═════ DATA ROWS

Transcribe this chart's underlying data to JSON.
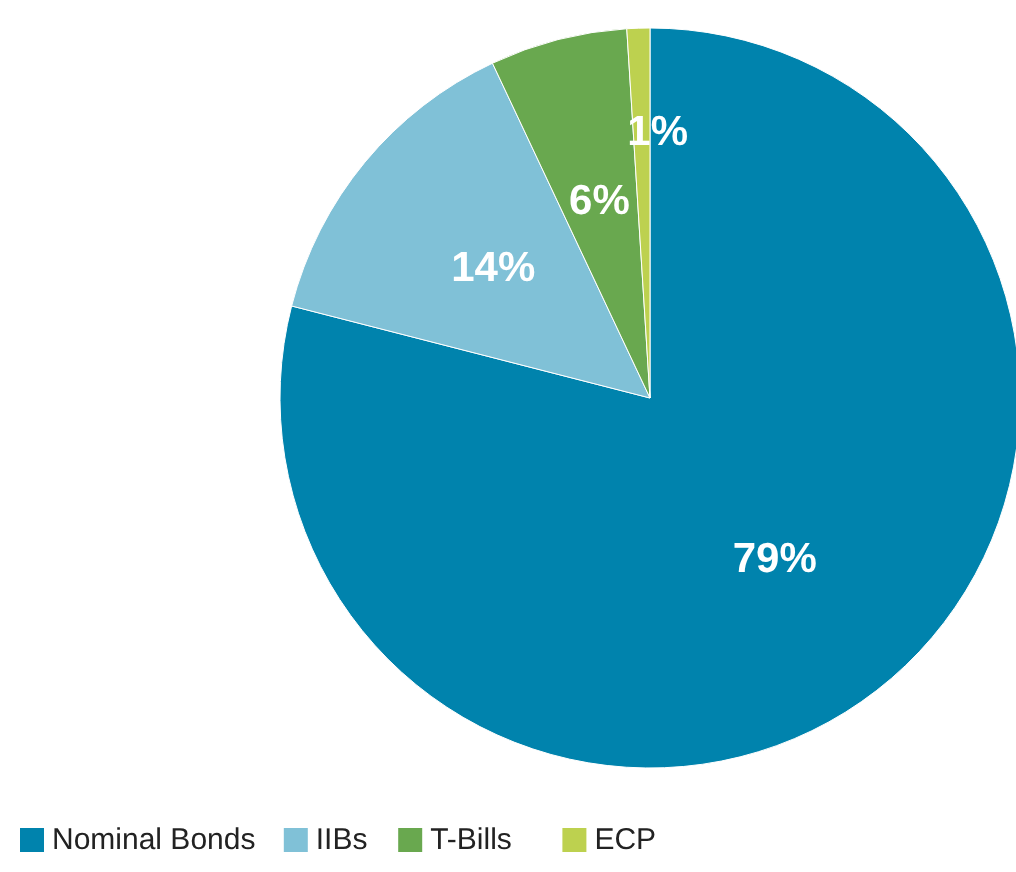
{
  "chart_data": {
    "type": "pie",
    "categories": [
      "Nominal Bonds",
      "IIBs",
      "T-Bills",
      "ECP"
    ],
    "values": [
      79,
      14,
      6,
      1
    ],
    "colors": [
      "#0083ad",
      "#80c1d7",
      "#69a84f",
      "#bdd14f"
    ],
    "value_labels": [
      "79%",
      "14%",
      "6%",
      "1%"
    ],
    "legend": "bottom left"
  }
}
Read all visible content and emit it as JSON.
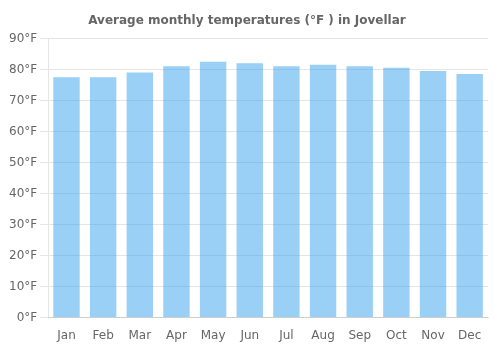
{
  "chart_data": {
    "type": "bar",
    "title": "Average monthly temperatures (°F ) in Jovellar",
    "categories": [
      "Jan",
      "Feb",
      "Mar",
      "Apr",
      "May",
      "Jun",
      "Jul",
      "Aug",
      "Sep",
      "Oct",
      "Nov",
      "Dec"
    ],
    "values": [
      77.5,
      77.5,
      79.0,
      81.0,
      82.5,
      82.0,
      81.0,
      81.5,
      81.0,
      80.5,
      79.5,
      78.5
    ],
    "ylim": [
      0,
      90
    ],
    "yticks": [
      {
        "value": 0,
        "label": "0°F"
      },
      {
        "value": 10,
        "label": "10°F"
      },
      {
        "value": 20,
        "label": "20°F"
      },
      {
        "value": 30,
        "label": "30°F"
      },
      {
        "value": 40,
        "label": "40°F"
      },
      {
        "value": 50,
        "label": "50°F"
      },
      {
        "value": 60,
        "label": "60°F"
      },
      {
        "value": 70,
        "label": "70°F"
      },
      {
        "value": 80,
        "label": "80°F"
      },
      {
        "value": 90,
        "label": "90°F"
      }
    ],
    "grid": true
  }
}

══════════

THE REQUEST: State how many lines of the records above contain the word "JSON", and give only that number.

TASK RESULT: 2